*Work required*. Your task is to copy every line of this material exactly.

● ● ● ● ●

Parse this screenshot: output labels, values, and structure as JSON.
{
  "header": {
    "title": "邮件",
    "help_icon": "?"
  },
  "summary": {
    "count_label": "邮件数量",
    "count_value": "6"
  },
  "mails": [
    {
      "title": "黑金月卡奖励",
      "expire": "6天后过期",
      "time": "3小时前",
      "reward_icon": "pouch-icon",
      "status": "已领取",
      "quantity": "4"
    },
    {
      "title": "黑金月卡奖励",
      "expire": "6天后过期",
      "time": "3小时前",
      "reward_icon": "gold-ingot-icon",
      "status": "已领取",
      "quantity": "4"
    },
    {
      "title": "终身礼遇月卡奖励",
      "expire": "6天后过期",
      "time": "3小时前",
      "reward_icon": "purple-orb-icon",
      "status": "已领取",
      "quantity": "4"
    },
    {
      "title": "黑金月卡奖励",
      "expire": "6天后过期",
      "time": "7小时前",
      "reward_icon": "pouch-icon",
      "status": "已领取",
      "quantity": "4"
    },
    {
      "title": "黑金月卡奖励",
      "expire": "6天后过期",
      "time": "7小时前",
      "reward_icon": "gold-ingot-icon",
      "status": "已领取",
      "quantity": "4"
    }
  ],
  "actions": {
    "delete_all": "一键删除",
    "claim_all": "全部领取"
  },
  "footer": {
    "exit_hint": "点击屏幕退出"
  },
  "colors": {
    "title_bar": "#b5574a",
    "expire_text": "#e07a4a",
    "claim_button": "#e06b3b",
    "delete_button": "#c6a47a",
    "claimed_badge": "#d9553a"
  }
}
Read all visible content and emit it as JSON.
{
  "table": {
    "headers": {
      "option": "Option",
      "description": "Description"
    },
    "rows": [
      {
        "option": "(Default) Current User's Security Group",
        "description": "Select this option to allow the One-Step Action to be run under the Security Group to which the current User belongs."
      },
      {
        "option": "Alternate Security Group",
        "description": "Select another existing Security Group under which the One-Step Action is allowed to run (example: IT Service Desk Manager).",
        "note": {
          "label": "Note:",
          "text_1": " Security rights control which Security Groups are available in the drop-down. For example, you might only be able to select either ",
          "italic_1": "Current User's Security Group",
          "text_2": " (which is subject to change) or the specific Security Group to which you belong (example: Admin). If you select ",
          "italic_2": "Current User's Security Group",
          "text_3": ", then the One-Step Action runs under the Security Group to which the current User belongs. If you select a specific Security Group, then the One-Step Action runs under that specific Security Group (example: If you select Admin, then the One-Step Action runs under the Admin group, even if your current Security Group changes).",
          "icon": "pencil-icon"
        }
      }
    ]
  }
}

● ● ● ● ●

*Task answer*.
Parse this screenshot: output labels, values, and structure as JSON.
{
  "header": {
    "title": "邮件",
    "help_icon": "?"
  },
  "summary": {
    "count_label": "邮件数量",
    "count_value": "6"
  },
  "mails": [
    {
      "title": "黑金月卡奖励",
      "expire": "6天后过期",
      "time": "3小时前",
      "reward_icon": "pouch-icon",
      "status": "已领取",
      "quantity": "4"
    },
    {
      "title": "黑金月卡奖励",
      "expire": "6天后过期",
      "time": "3小时前",
      "reward_icon": "gold-ingot-icon",
      "status": "已领取",
      "quantity": "4"
    },
    {
      "title": "终身礼遇月卡奖励",
      "expire": "6天后过期",
      "time": "3小时前",
      "reward_icon": "purple-orb-icon",
      "status": "已领取",
      "quantity": "4"
    },
    {
      "title": "黑金月卡奖励",
      "expire": "6天后过期",
      "time": "7小时前",
      "reward_icon": "pouch-icon",
      "status": "已领取",
      "quantity": "4"
    },
    {
      "title": "黑金月卡奖励",
      "expire": "6天后过期",
      "time": "7小时前",
      "reward_icon": "gold-ingot-icon",
      "status": "已领取",
      "quantity": "4"
    }
  ],
  "actions": {
    "delete_all": "一键删除",
    "claim_all": "全部领取"
  },
  "footer": {
    "exit_hint": "点击屏幕退出"
  },
  "colors": {
    "title_bar": "#b5574a",
    "expire_text": "#e07a4a",
    "claim_button": "#e06b3b",
    "delete_button": "#c6a47a",
    "claimed_badge": "#d9553a"
  }
}
Read all visible content and emit it as JSON.
{
  "table": {
    "headers": {
      "option": "Option",
      "description": "Description"
    },
    "rows": [
      {
        "option": "(Default) Current User's Security Group",
        "description": "Select this option to allow the One-Step Action to be run under the Security Group to which the current User belongs."
      },
      {
        "option": "Alternate Security Group",
        "description": "Select another existing Security Group under which the One-Step Action is allowed to run (example: IT Service Desk Manager).",
        "note": {
          "label": "Note:",
          "text_1": " Security rights control which Security Groups are available in the drop-down. For example, you might only be able to select either ",
          "italic_1": "Current User's Security Group",
          "text_2": " (which is subject to change) or the specific Security Group to which you belong (example: Admin). If you select ",
          "italic_2": "Current User's Security Group",
          "text_3": ", then the One-Step Action runs under the Security Group to which the current User belongs. If you select a specific Security Group, then the One-Step Action runs under that specific Security Group (example: If you select Admin, then the One-Step Action runs under the Admin group, even if your current Security Group changes).",
          "icon": "pencil-icon"
        }
      }
    ]
  }
}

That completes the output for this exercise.